### AIM OF THE TASK
Identify the lines holding "оказании" and copy them.

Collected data
_ _ _ _

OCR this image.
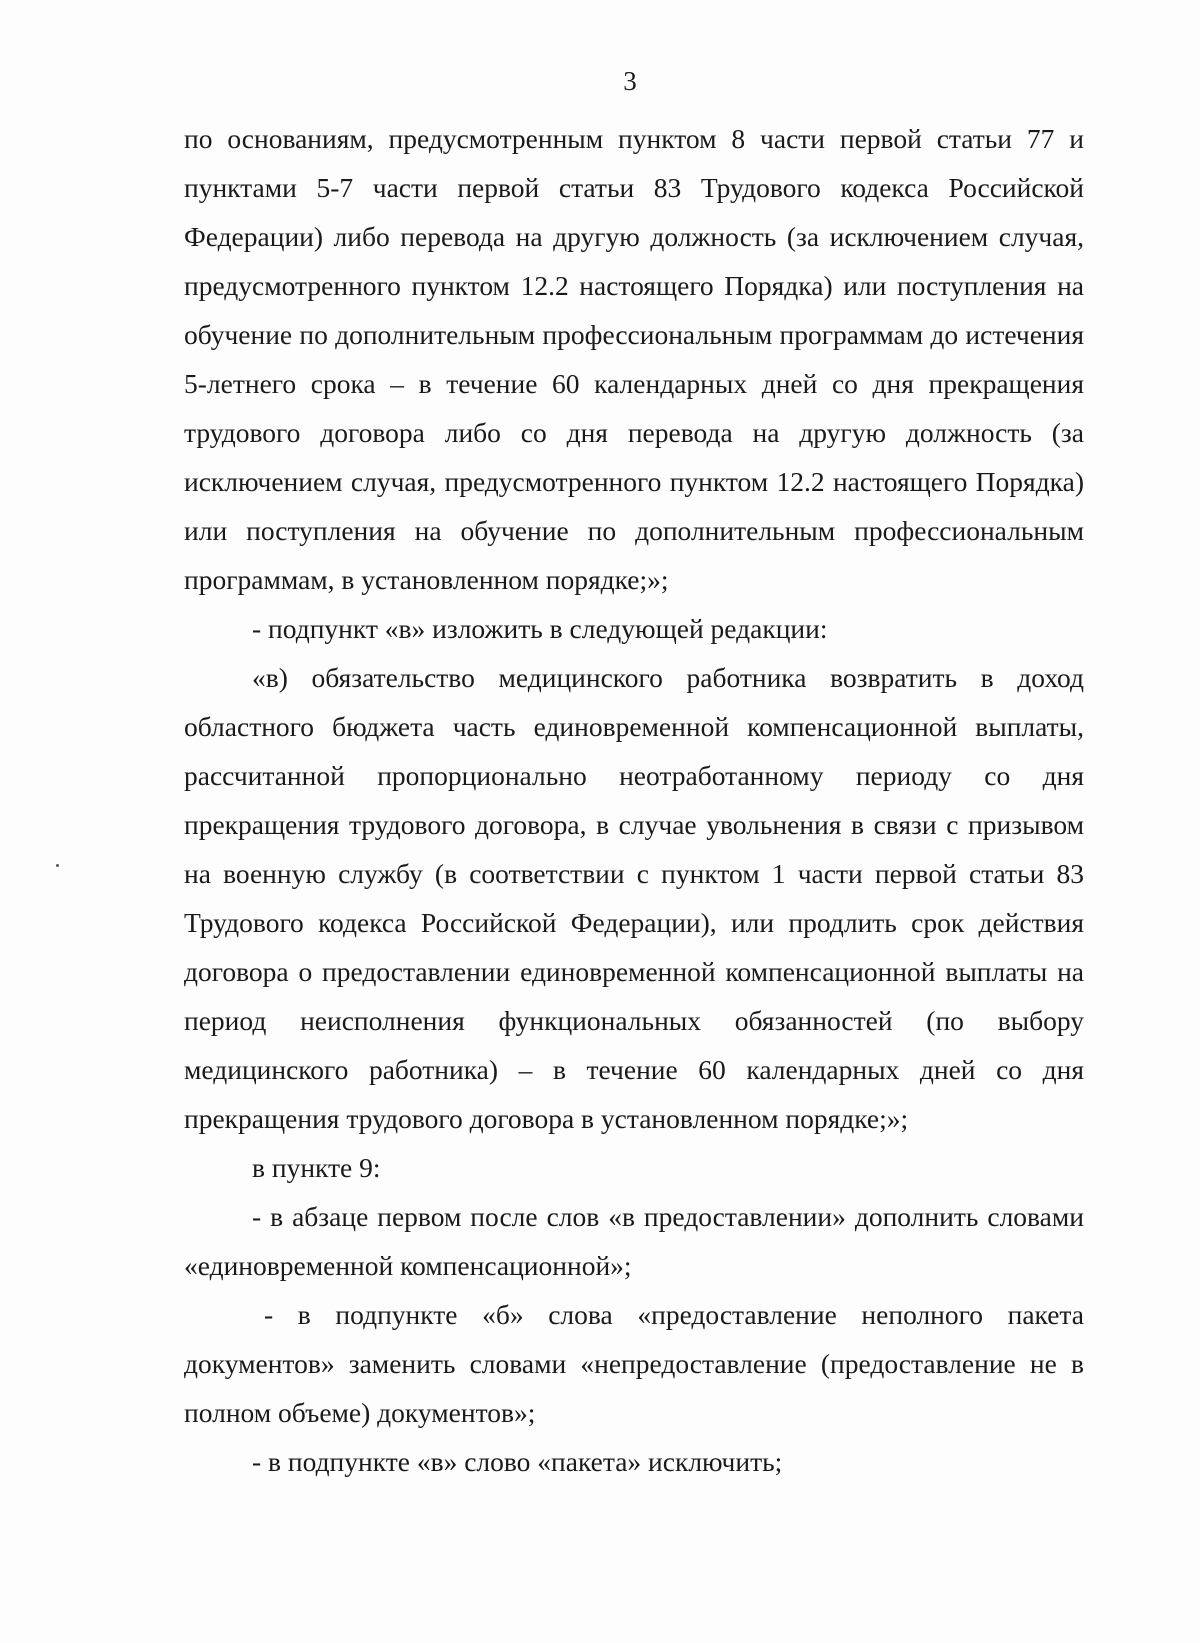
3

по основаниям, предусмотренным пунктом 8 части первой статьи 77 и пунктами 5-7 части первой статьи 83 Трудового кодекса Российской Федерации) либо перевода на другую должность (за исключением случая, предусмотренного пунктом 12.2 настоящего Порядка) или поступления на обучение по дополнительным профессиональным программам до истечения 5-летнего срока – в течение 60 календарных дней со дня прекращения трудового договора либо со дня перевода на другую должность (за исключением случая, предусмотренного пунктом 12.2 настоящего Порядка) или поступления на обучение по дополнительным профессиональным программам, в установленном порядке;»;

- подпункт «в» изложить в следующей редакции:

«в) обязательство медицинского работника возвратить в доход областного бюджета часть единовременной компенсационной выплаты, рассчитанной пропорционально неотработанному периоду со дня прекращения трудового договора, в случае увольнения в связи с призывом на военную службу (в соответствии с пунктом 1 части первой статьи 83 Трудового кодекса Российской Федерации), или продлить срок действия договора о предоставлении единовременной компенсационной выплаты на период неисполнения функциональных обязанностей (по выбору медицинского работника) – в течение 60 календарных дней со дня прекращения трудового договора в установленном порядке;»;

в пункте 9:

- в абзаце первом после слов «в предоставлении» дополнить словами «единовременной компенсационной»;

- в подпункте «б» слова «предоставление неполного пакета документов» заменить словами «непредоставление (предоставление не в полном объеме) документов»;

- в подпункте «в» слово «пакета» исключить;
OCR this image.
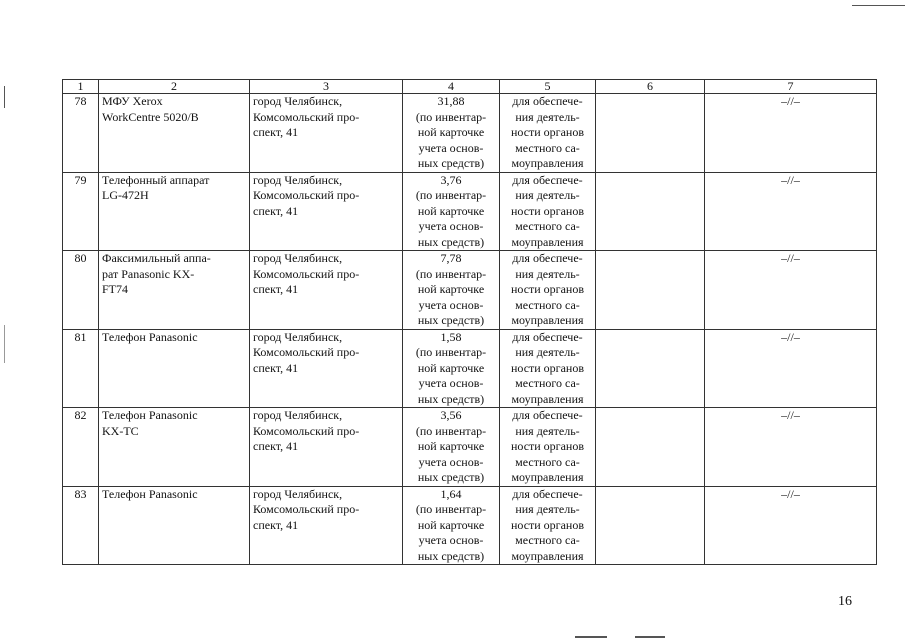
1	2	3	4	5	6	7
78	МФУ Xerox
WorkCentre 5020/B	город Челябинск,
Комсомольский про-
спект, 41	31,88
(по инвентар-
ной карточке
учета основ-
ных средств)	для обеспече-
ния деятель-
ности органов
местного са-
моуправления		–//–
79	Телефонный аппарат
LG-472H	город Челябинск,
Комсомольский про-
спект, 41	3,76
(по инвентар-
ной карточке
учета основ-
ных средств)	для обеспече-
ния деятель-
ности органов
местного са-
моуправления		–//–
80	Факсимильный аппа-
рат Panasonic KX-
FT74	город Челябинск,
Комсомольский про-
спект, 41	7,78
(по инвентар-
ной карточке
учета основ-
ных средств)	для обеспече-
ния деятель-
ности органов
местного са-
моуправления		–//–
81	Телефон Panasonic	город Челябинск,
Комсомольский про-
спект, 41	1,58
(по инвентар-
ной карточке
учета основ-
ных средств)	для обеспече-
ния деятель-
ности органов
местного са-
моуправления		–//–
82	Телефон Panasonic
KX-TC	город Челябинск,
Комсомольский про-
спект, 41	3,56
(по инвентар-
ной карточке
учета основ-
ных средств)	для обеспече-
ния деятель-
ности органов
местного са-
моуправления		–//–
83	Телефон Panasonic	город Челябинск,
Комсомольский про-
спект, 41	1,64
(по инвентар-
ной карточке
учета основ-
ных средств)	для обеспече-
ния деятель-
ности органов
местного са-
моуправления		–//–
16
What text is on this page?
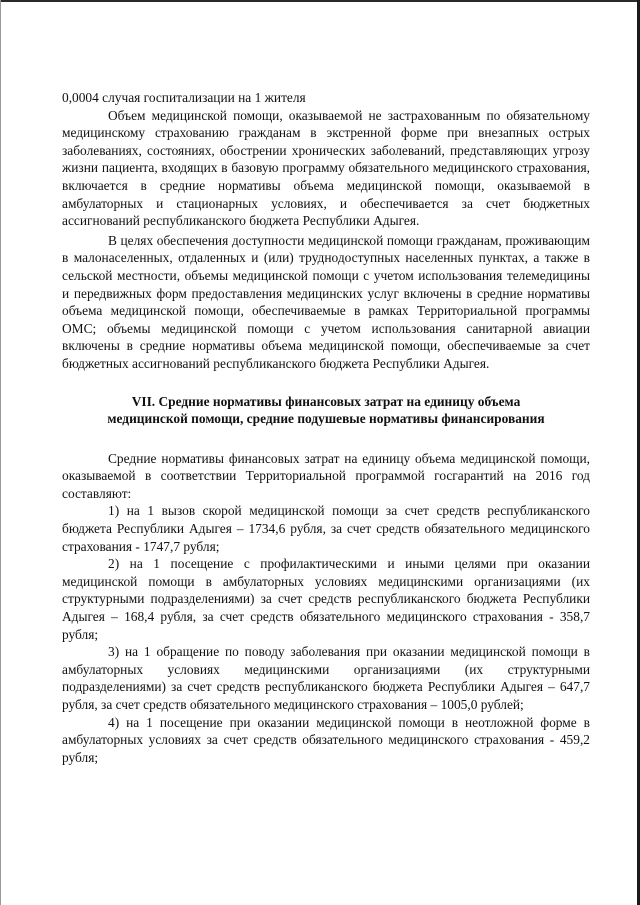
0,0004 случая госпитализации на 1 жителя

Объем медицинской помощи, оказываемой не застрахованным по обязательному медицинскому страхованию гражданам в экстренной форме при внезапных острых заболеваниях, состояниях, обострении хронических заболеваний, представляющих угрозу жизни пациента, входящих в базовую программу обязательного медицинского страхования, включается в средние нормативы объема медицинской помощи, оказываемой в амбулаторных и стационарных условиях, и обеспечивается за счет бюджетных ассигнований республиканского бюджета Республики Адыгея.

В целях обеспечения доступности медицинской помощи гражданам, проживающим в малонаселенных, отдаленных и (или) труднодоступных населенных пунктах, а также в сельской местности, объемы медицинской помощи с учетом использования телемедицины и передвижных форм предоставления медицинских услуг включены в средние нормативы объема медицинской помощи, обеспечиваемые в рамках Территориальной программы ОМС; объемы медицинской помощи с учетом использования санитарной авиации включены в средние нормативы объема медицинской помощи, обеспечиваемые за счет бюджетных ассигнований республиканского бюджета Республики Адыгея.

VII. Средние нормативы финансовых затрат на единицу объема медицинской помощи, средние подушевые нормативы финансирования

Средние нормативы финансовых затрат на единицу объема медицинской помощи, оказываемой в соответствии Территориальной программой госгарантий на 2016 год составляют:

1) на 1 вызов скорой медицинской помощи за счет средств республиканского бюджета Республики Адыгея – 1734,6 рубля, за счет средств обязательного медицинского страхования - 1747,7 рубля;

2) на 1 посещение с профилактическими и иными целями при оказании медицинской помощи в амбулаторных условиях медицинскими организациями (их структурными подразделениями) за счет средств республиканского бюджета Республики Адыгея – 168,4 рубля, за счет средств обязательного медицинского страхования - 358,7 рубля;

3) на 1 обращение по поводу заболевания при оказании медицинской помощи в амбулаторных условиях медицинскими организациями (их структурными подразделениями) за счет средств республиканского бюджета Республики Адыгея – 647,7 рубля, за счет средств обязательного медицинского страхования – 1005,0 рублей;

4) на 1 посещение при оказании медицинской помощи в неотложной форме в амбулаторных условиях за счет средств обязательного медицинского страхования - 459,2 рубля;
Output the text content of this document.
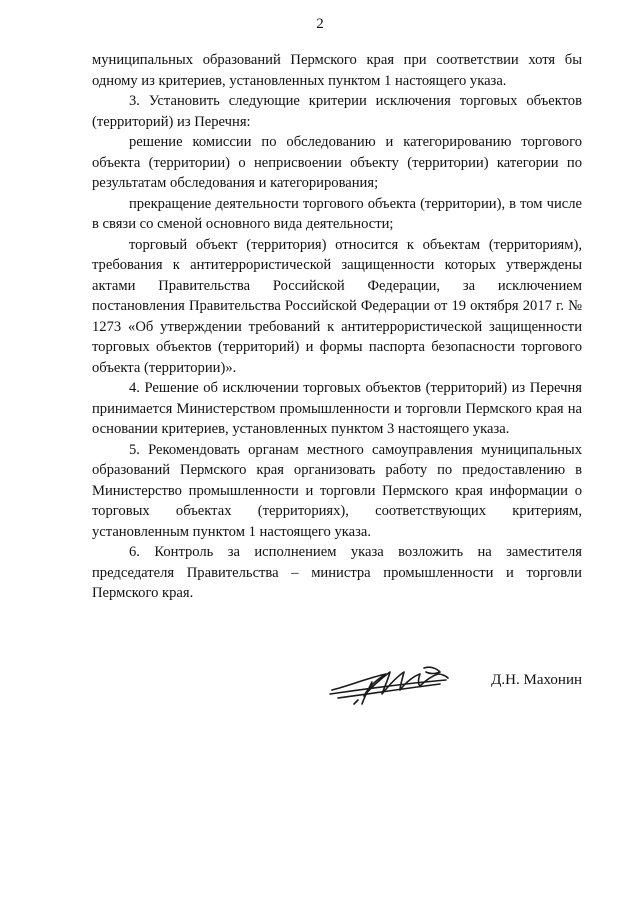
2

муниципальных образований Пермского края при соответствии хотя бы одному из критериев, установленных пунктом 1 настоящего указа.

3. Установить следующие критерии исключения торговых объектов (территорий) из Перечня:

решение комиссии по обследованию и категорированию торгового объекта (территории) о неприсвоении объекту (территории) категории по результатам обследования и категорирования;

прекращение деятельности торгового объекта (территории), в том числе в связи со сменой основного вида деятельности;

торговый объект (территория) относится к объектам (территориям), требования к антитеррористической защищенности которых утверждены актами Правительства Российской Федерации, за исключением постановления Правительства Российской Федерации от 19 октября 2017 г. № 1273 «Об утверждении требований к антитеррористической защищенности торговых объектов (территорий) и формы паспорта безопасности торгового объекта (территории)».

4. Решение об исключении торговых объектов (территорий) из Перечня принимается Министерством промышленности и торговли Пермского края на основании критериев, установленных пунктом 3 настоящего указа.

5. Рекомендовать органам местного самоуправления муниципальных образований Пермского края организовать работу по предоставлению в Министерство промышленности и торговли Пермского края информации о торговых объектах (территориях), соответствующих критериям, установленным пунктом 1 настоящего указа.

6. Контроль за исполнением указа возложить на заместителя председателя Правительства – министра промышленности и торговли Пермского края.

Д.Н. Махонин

_ _ _ _

### TASK RESULT
2) на 1 посещение с профилактическими и иными целями при оказании медицинской помощи в амбулаторных условиях медицинскими организациями (их структурными подразделениями) за счет средств республиканского бюджета Республики Адыгея – 168,4 рубля, за счет средств обязательного медицинского страхования - 358,7 рубля;
3) на 1 обращение по поводу заболевания при оказании медицинской помощи в амбулаторных условиях медицинскими организациями (их структурными подразделениями) за счет средств республиканского бюджета Республики Адыгея – 647,7 рубля, за счет средств обязательного медицинского страхования – 1005,0 рублей;
4) на 1 посещение при оказании медицинской помощи в неотложной форме в амбулаторных условиях за счет средств обязательного медицинского страхования - 459,2 рубля;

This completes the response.